# Start of Extracted records

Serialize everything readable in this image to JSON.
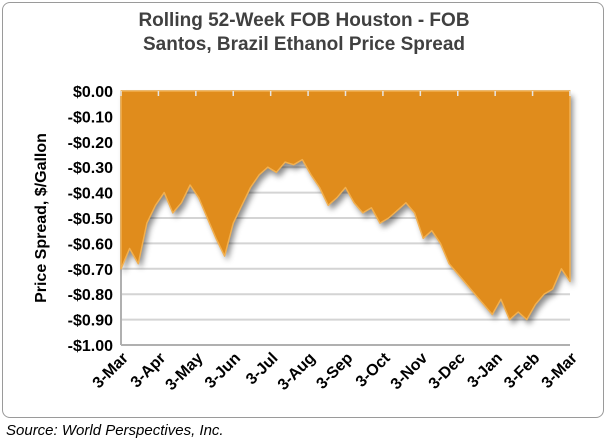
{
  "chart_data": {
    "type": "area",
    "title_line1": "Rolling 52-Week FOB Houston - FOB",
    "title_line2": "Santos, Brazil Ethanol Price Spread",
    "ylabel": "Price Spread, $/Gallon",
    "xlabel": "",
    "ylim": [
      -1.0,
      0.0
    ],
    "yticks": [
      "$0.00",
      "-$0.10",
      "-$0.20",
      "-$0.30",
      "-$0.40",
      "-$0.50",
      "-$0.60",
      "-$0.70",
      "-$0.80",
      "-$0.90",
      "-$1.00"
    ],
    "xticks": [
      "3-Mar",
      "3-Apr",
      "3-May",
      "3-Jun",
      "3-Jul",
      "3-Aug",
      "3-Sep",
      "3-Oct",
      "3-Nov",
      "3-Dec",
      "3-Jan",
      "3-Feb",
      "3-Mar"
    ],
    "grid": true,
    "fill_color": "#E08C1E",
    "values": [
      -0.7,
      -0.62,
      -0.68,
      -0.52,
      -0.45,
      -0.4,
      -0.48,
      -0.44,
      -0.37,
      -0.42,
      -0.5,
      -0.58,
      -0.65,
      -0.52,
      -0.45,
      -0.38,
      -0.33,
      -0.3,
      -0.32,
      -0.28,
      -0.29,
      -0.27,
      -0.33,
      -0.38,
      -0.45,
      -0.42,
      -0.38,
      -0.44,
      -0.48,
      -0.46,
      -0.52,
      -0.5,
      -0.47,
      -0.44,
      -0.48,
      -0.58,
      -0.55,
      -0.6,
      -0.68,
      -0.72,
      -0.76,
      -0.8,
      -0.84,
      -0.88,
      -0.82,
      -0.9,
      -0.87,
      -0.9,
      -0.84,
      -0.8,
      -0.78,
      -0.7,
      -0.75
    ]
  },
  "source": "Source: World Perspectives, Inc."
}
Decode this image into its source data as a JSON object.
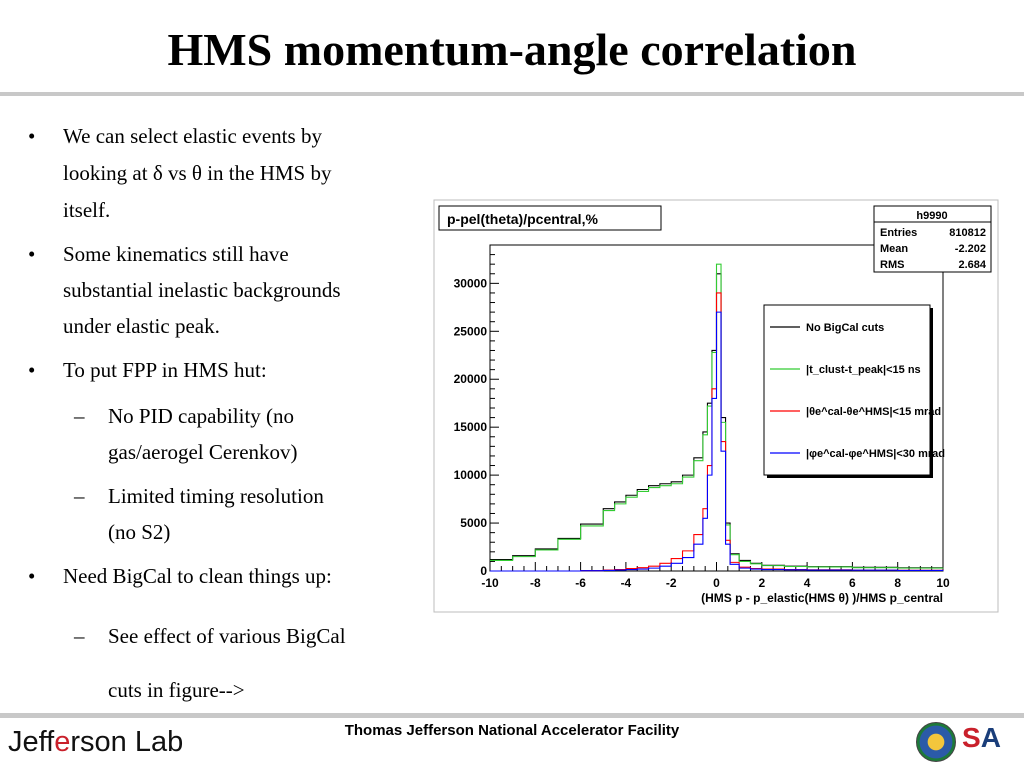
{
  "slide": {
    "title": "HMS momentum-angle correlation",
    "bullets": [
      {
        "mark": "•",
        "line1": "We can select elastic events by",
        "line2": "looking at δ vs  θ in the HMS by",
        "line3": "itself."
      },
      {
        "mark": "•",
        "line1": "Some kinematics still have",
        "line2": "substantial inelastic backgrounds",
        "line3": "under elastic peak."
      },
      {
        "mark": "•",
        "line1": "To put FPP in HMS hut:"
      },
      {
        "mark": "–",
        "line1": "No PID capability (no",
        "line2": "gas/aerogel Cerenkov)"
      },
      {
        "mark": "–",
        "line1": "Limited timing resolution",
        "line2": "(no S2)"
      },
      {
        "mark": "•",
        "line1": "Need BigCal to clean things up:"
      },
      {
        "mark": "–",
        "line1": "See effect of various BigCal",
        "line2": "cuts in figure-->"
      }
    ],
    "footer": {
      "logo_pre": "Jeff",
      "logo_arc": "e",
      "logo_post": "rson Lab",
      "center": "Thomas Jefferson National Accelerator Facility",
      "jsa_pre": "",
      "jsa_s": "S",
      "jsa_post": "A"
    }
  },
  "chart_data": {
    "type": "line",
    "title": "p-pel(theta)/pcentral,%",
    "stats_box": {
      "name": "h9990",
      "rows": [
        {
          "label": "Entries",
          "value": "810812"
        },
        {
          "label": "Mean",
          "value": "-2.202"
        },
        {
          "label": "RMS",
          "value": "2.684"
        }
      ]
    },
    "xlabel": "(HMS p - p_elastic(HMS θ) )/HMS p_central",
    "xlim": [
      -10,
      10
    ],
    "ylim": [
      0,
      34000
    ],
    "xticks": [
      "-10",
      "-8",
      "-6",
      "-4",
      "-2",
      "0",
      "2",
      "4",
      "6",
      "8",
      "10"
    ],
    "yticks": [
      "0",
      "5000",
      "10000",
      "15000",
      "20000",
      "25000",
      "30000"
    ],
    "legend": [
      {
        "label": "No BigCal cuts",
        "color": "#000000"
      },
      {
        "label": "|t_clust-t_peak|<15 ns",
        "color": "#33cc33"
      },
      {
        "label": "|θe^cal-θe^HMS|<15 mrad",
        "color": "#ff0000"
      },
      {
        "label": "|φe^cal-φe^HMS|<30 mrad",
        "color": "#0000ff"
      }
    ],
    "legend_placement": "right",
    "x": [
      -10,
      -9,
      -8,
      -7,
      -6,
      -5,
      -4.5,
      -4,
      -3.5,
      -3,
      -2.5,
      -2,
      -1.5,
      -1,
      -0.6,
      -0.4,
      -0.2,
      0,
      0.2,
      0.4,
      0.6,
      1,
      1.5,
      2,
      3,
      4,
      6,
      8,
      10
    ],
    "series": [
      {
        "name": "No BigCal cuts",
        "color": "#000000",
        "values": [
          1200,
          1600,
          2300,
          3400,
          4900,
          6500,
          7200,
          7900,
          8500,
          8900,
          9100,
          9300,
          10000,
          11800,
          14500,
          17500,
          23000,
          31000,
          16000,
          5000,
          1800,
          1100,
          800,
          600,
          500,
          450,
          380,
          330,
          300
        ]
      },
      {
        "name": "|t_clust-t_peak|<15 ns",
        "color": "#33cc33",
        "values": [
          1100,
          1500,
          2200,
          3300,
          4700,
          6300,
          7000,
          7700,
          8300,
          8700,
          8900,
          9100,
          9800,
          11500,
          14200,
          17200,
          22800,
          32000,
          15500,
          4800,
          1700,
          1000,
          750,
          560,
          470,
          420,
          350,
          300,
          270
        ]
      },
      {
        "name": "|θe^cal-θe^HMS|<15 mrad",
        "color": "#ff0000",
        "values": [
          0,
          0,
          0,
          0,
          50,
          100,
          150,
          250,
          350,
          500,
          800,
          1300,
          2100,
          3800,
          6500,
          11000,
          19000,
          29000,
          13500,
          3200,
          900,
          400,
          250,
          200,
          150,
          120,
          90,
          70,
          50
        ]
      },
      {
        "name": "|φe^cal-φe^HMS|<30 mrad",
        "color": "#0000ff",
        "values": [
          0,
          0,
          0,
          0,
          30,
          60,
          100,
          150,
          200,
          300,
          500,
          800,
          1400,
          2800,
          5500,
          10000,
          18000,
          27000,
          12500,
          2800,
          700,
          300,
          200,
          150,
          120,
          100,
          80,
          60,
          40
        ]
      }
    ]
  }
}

# End of Extracted records

» **Your task**:
Read the entries above, then pull out the lines that include "xlabel".

» **The solution**:
    "xlabel": "",
    "xlabel": "(HMS p - p_elastic(HMS θ) )/HMS p_central",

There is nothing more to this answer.